Problem to work on: Check each line of the entries below for the string "Výstraze"; copy every line where it appears.

Records shown:
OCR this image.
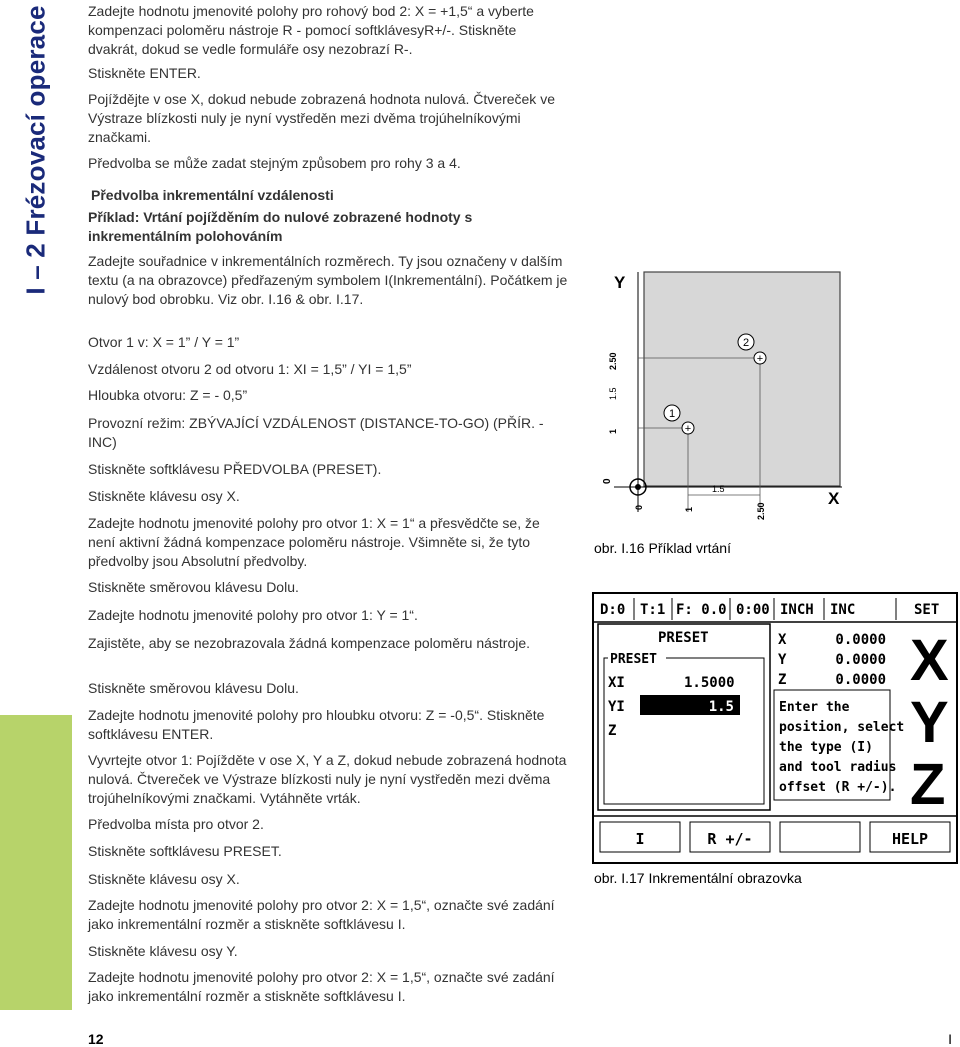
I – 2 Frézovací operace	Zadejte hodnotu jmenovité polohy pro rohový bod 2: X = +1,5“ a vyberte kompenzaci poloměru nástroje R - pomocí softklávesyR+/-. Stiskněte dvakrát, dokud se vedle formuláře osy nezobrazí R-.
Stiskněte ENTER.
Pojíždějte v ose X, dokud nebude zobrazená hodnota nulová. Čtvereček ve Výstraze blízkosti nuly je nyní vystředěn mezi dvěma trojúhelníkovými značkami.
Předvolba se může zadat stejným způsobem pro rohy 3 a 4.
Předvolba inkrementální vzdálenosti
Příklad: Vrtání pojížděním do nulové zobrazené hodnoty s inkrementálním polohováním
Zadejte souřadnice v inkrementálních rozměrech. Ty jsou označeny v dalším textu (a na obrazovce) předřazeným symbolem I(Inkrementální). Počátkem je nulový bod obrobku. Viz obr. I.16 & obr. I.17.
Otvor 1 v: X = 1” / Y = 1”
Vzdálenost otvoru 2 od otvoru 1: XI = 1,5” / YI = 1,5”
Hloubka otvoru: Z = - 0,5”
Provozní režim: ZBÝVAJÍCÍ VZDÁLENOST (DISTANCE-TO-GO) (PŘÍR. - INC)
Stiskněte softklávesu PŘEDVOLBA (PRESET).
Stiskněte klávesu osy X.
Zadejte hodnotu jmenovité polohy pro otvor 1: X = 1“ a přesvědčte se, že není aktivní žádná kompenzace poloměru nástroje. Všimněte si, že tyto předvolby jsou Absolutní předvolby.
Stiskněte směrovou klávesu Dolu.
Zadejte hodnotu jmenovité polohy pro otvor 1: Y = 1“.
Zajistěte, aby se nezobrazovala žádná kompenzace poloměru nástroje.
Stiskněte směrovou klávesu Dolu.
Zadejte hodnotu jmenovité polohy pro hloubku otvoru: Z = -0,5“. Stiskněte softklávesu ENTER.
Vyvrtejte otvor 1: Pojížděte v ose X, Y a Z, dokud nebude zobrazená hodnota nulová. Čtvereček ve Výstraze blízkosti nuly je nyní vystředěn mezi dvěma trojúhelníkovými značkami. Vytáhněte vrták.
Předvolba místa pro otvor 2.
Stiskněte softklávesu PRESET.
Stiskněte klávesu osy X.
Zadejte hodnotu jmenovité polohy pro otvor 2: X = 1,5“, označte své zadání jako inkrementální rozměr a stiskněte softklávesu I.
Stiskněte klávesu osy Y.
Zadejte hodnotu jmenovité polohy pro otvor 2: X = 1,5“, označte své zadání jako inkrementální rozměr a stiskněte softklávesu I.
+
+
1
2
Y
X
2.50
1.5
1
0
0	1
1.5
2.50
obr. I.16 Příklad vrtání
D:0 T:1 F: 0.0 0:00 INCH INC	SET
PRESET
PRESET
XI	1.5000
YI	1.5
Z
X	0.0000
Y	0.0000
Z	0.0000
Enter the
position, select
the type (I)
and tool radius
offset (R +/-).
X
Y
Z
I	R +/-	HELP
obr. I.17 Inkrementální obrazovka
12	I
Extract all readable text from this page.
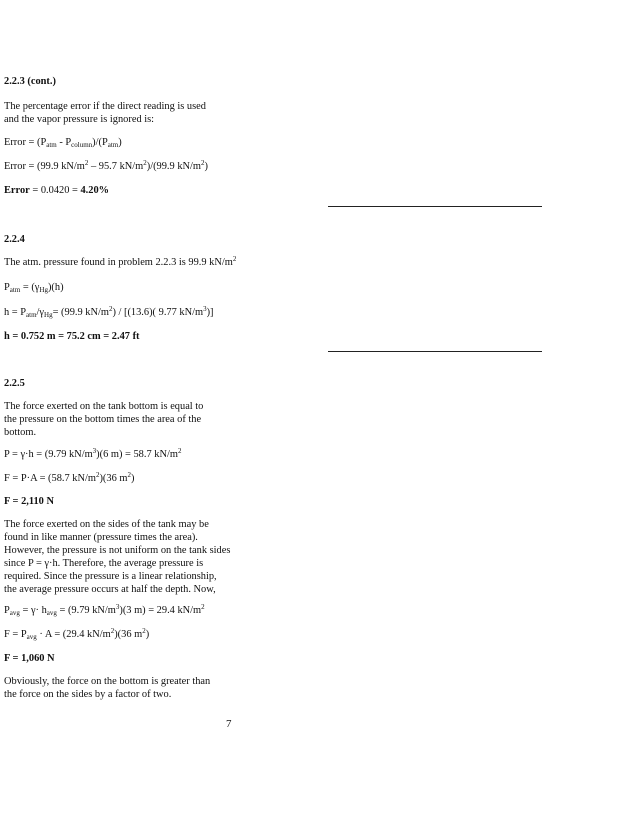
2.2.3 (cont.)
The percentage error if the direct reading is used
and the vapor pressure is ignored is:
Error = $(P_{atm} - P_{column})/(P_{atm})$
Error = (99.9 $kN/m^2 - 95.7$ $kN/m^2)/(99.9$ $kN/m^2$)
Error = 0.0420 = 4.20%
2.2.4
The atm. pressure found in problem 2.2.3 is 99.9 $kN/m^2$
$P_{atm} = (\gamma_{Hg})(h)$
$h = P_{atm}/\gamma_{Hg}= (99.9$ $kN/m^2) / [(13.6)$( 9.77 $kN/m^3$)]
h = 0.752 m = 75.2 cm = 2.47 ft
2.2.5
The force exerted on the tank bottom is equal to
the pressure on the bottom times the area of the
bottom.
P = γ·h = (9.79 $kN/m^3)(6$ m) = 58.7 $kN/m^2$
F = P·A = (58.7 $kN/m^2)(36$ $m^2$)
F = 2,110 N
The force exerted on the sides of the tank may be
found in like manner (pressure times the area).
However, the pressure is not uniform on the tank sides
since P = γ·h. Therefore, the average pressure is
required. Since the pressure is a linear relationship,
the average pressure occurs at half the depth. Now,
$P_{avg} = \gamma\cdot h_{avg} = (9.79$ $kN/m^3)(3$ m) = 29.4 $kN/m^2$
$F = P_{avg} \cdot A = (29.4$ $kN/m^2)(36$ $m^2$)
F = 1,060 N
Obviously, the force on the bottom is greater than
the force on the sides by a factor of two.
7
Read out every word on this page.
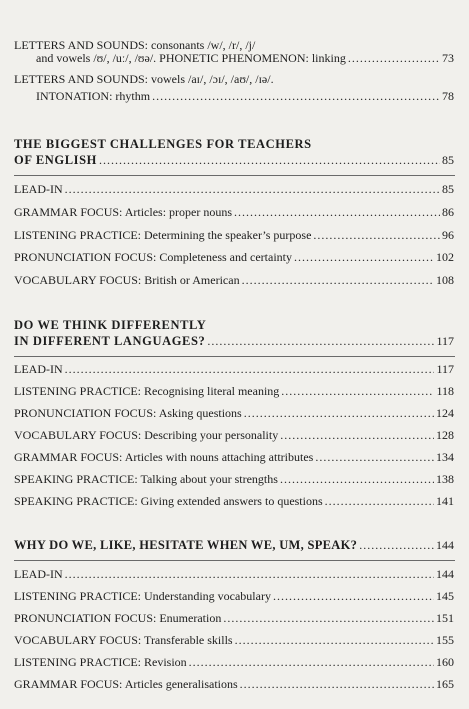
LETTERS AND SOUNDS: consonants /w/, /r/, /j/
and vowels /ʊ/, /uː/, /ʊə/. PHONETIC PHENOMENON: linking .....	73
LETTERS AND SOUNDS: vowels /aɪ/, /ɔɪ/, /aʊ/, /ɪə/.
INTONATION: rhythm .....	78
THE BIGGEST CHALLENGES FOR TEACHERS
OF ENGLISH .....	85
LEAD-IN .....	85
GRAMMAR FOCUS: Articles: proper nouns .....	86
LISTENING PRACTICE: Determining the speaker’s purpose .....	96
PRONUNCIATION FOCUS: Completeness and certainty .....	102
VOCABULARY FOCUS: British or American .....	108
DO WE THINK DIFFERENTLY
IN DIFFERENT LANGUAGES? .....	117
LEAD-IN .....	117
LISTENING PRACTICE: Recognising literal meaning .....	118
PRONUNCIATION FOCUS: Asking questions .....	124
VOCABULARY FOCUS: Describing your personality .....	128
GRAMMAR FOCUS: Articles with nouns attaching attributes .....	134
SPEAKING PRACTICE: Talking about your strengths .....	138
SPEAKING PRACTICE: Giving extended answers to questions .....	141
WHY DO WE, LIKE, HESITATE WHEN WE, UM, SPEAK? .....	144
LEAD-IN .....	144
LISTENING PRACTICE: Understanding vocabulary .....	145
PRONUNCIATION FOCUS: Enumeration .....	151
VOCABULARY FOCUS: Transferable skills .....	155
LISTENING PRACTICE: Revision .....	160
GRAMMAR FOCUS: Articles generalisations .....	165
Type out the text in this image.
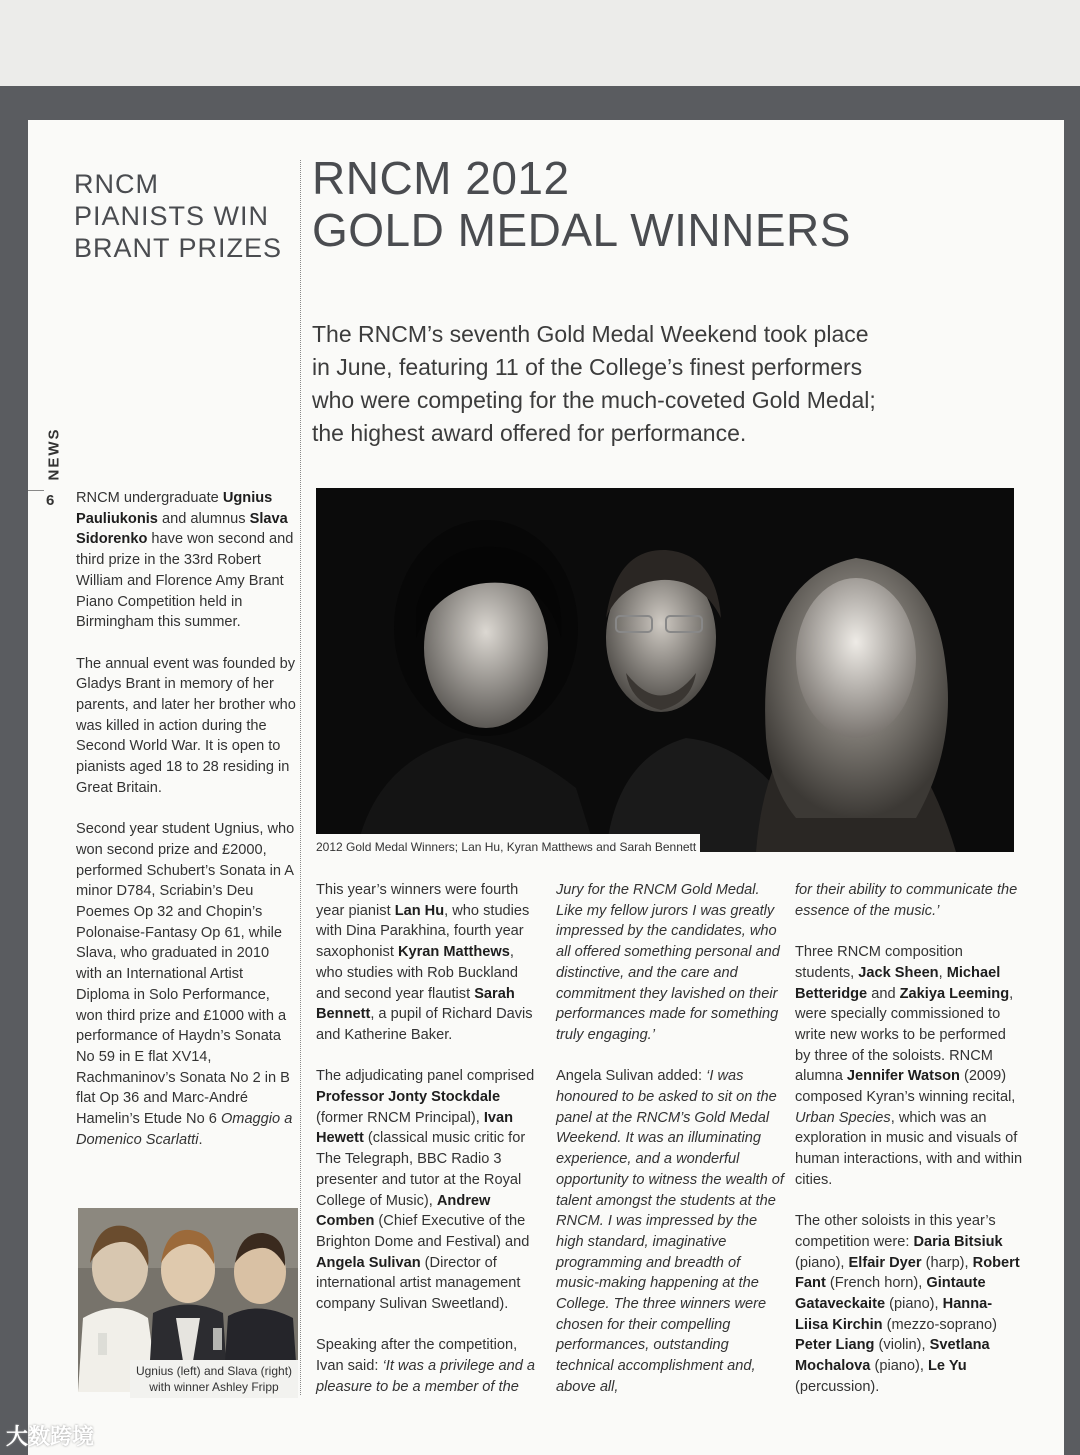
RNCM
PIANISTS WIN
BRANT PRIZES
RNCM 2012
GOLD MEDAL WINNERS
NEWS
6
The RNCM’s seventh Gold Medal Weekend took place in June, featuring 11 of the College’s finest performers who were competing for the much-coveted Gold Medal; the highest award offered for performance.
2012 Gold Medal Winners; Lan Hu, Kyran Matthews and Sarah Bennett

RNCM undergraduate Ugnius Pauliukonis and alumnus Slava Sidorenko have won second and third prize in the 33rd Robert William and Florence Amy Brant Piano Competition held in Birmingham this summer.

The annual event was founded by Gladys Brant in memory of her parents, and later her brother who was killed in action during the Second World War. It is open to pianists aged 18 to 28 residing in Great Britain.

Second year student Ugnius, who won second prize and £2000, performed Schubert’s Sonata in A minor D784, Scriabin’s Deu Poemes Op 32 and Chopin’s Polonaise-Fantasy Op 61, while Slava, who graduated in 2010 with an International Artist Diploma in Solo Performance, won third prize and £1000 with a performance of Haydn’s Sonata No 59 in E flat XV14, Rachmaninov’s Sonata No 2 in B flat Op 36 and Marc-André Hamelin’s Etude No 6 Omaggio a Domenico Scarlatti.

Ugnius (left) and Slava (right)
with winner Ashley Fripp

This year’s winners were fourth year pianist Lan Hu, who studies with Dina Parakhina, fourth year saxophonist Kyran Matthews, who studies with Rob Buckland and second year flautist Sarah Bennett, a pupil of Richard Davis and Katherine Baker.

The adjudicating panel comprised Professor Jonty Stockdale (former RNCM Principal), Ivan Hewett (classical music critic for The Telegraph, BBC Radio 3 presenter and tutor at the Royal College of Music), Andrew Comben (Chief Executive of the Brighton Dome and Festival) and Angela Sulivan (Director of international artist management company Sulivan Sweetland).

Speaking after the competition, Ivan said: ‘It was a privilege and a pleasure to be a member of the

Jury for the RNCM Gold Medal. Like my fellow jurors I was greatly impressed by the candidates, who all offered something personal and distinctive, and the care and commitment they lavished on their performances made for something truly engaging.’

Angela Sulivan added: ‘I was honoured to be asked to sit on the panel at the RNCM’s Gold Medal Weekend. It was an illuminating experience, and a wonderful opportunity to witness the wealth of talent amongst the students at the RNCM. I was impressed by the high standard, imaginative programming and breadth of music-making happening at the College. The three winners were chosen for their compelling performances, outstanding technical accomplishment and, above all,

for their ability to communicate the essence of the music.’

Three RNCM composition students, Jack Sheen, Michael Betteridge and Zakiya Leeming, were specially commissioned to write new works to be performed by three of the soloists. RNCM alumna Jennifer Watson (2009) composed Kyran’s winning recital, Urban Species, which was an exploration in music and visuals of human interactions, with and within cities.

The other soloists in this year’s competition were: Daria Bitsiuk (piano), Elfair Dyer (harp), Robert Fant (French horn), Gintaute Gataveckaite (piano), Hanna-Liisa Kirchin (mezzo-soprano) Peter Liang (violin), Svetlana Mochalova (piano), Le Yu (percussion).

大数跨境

Exercise response:
Pojíždějte v ose X, dokud nebude zobrazená hodnota nulová. Čtvereček ve Výstraze blízkosti nuly je nyní vystředěn mezi dvěma trojúhelníkovými značkami.
Vyvrtejte otvor 1: Pojížděte v ose X, Y a Z, dokud nebude zobrazená hodnota nulová. Čtvereček ve Výstraze blízkosti nuly je nyní vystředěn mezi dvěma trojúhelníkovými značkami. Vytáhněte vrták.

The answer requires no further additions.